§ Set exercise: Make an exact copy of the entries below.

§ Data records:

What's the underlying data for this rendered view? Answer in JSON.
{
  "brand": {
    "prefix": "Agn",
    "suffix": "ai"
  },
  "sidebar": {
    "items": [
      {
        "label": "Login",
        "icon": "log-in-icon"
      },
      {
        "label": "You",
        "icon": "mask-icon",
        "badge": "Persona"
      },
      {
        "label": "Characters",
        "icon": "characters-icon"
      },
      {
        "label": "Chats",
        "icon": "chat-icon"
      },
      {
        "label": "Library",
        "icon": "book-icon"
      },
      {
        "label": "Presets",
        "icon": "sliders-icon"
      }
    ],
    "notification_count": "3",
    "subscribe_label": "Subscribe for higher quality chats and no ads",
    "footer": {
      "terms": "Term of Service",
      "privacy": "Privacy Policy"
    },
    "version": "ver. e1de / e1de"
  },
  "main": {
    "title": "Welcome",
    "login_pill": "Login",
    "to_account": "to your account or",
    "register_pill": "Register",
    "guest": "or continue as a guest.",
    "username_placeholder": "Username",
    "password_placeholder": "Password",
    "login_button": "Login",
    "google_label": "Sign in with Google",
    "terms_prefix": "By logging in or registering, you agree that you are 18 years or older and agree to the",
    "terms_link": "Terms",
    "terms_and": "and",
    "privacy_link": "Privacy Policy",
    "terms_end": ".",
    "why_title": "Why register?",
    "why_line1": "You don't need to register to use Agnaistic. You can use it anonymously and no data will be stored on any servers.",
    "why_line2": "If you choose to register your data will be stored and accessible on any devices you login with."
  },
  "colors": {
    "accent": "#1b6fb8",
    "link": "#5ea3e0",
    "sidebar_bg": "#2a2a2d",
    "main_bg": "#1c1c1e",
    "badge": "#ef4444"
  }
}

§ Written response:
What's the underlying data for this rendered view? Answer in JSON.
{
  "brand": {
    "prefix": "Agn",
    "suffix": "ai"
  },
  "sidebar": {
    "items": [
      {
        "label": "Login",
        "icon": "log-in-icon"
      },
      {
        "label": "You",
        "icon": "mask-icon",
        "badge": "Persona"
      },
      {
        "label": "Characters",
        "icon": "characters-icon"
      },
      {
        "label": "Chats",
        "icon": "chat-icon"
      },
      {
        "label": "Library",
        "icon": "book-icon"
      },
      {
        "label": "Presets",
        "icon": "sliders-icon"
      }
    ],
    "notification_count": "3",
    "subscribe_label": "Subscribe for higher quality chats and no ads",
    "footer": {
      "terms": "Term of Service",
      "privacy": "Privacy Policy"
    },
    "version": "ver. e1de / e1de"
  },
  "main": {
    "title": "Welcome",
    "login_pill": "Login",
    "to_account": "to your account or",
    "register_pill": "Register",
    "guest": "or continue as a guest.",
    "username_placeholder": "Username",
    "password_placeholder": "Password",
    "login_button": "Login",
    "google_label": "Sign in with Google",
    "terms_prefix": "By logging in or registering, you agree that you are 18 years or older and agree to the",
    "terms_link": "Terms",
    "terms_and": "and",
    "privacy_link": "Privacy Policy",
    "terms_end": ".",
    "why_title": "Why register?",
    "why_line1": "You don't need to register to use Agnaistic. You can use it anonymously and no data will be stored on any servers.",
    "why_line2": "If you choose to register your data will be stored and accessible on any devices you login with."
  },
  "colors": {
    "accent": "#1b6fb8",
    "link": "#5ea3e0",
    "sidebar_bg": "#2a2a2d",
    "main_bg": "#1c1c1e",
    "badge": "#ef4444"
  }
}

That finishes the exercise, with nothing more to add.